# Records supplied:
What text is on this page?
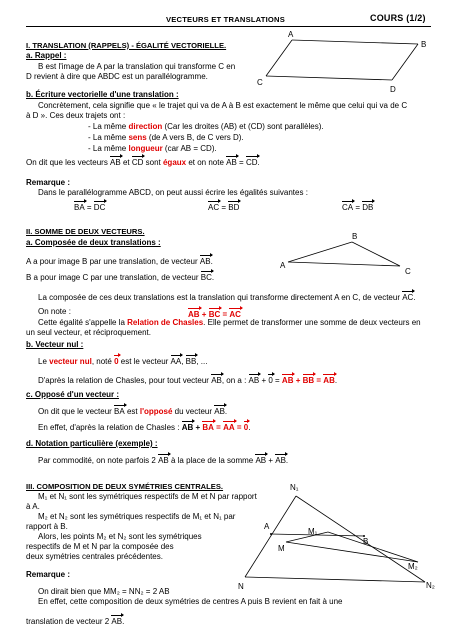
VECTEURS ET TRANSLATIONS	COURS (1/2)
A
B
C
D
I. TRANSLATION (RAPPELS) - ÉGALITÉ VECTORIELLE.
a. Rappel :
B est l'image de A par la translation qui transforme C en
D revient à dire que ABDC est un parallélogramme.
b. Écriture vectorielle d'une translation :
Concrètement, cela signifie que « le trajet qui va de A à B est exactement le même que celui qui va de C
à D ». Ces deux trajets ont :
- La même direction (Car les droites (AB) et (CD) sont parallèles).
- La même sens (de A vers B, de C vers D).
- La même longueur (car AB = CD).
On dit que les vecteurs AB et CD sont égaux et on note AB = CD.
Remarque :
Dans le parallélogramme ABCD, on peut aussi écrire les égalités suivantes :
BA = DC	AC = BD	CA = DB
A
B
C
II. SOMME DE DEUX VECTEURS.
a. Composée de deux translations :
A a pour image B par une translation, de vecteur AB.
B a pour image C par une translation, de vecteur BC.
La composée de ces deux translations est la translation qui transforme directement A en C, de vecteur AC.
On note :	AB + BC = AC
Cette égalité s'appelle la Relation de Chasles. Elle permet de transformer une somme de deux vecteurs en
un seul vecteur, et réciproquement.
b. Vecteur nul :
Le vecteur nul, noté 0 est le vecteur AA, BB, ...
D'après la relation de Chasles, pour tout vecteur AB, on a : AB + 0 = AB + BB = AB.
c. Opposé d'un vecteur :
On dit que le vecteur BA est l'opposé du vecteur AB.
En effet, d'après la relation de Chasles : AB + BA = AA = 0.
d. Notation particulière (exemple) :
Par commodité, on note parfois 2 AB à la place de la somme AB + AB.
N₁
M₁
A
B
M
N
M₂
N₂
III. COMPOSITION DE DEUX SYMÉTRIES CENTRALES.
M₁ et N₁ sont les symétriques respectifs de M et N par rapport
à A.
M₂ et N₂ sont les symétriques respectifs de M₁ et N₁ par
rapport à B.
Alors, les points M₂ et N₂ sont les symétriques
respectifs de M et N par la composée des
deux symétries centrales précédentes.
Remarque :
On dirait bien que MM₂ = NN₂ = 2 AB
En effet, cette composition de deux symétries de centres A puis B revient en fait à une
translation de vecteur 2 AB.
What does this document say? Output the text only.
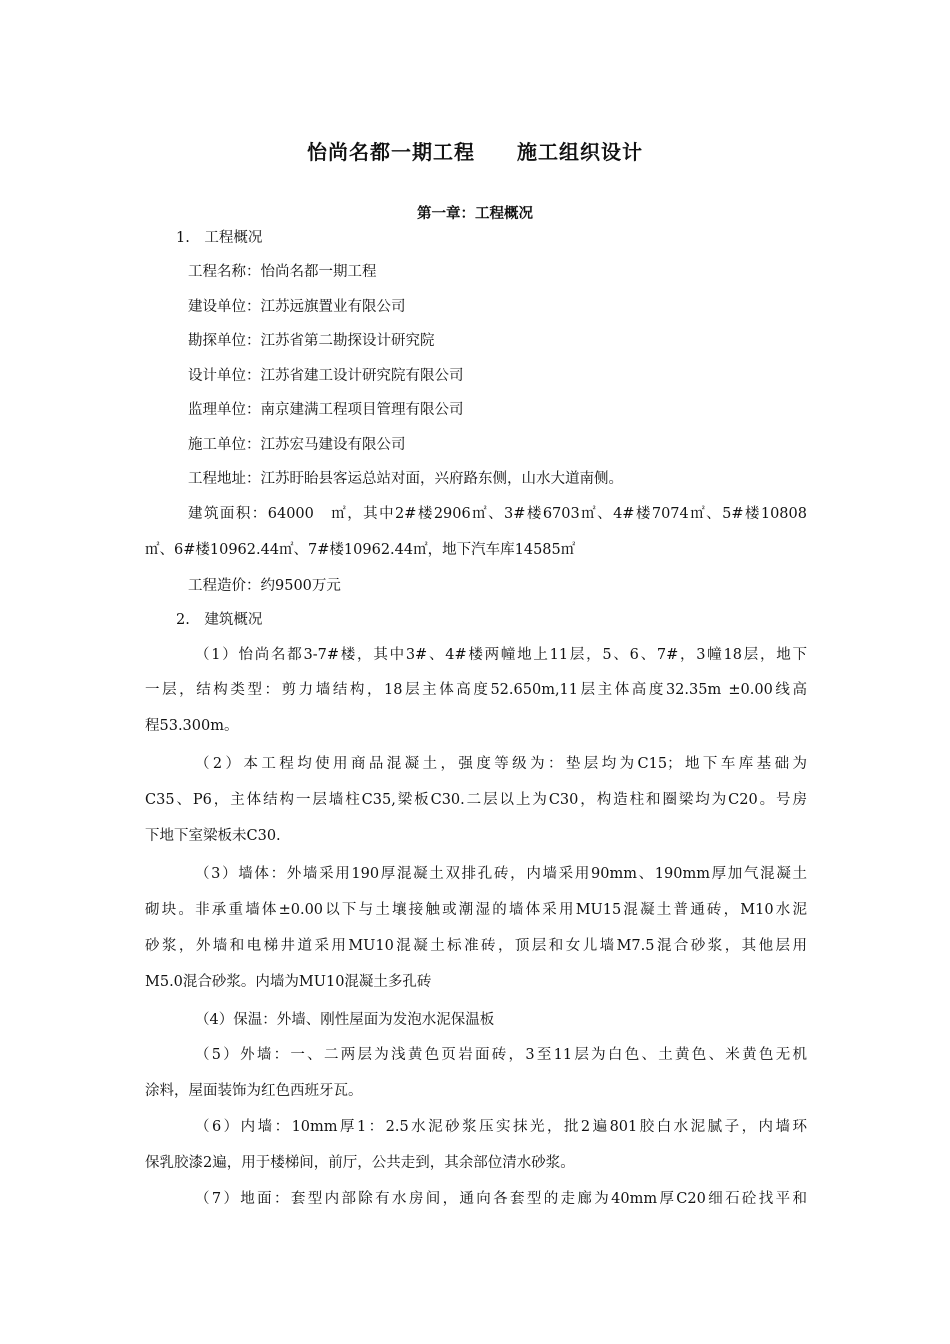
怡尚名都一期工程　　施工组织设计
第一章：工程概况
1.　工程概况
工程名称：怡尚名都一期工程
建设单位：江苏远旗置业有限公司
勘探单位：江苏省第二勘探设计研究院
设计单位：江苏省建工设计研究院有限公司
监理单位：南京建满工程项目管理有限公司
施工单位：江苏宏马建设有限公司
工程地址：江苏盱眙县客运总站对面，兴府路东侧，山水大道南侧。
建筑面积：64000　㎡，其中2#楼2906㎡、3#楼6703㎡、4#楼7074㎡、5#楼10808
㎡、6#楼10962.44㎡、7#楼10962.44㎡，地下汽车库14585㎡
工程造价：约9500万元
2.　建筑概况
（1）怡尚名都3-7#楼，其中3#、4#楼两幢地上11层，5、6、7#，3幢18层，地下
一层，结构类型：剪力墙结构，18层主体高度52.650m,11层主体高度32.35m ±0.00线高
程53.300m。
（2）本工程均使用商品混凝土，强度等级为：垫层均为C15；地下车库基础为
C35、P6，主体结构一层墙柱C35,梁板C30.二层以上为C30，构造柱和圈梁均为C20。号房
下地下室梁板未C30.
（3）墙体：外墙采用190厚混凝土双排孔砖，内墙采用90mm、190mm厚加气混凝土
砌块。非承重墙体±0.00以下与土壤接触或潮湿的墙体采用MU15混凝土普通砖，M10水泥
砂浆，外墙和电梯井道采用MU10混凝土标准砖，顶层和女儿墙M7.5混合砂浆，其他层用
M5.0混合砂浆。内墙为MU10混凝土多孔砖
（4）保温：外墙、刚性屋面为发泡水泥保温板
（5）外墙：一、二两层为浅黄色页岩面砖，3至11层为白色、土黄色、米黄色无机
涂料，屋面装饰为红色西班牙瓦。
（6）内墙：10mm厚1：2.5水泥砂浆压实抹光，批2遍801胶白水泥腻子，内墙环
保乳胶漆2遍，用于楼梯间，前厅，公共走到，其余部位清水砂浆。
（7）地面：套型内部除有水房间，通向各套型的走廊为40mm厚C20细石砼找平和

# Task to complete:
Pull out every line of the records that includes the string "note".

# Response to this task:
On dit que les vecteurs AB et CD sont égaux et on note AB = CD.
On note :	AB + BC = AC
Par commodité, on note parfois 2 AB à la place de la somme AB + AB.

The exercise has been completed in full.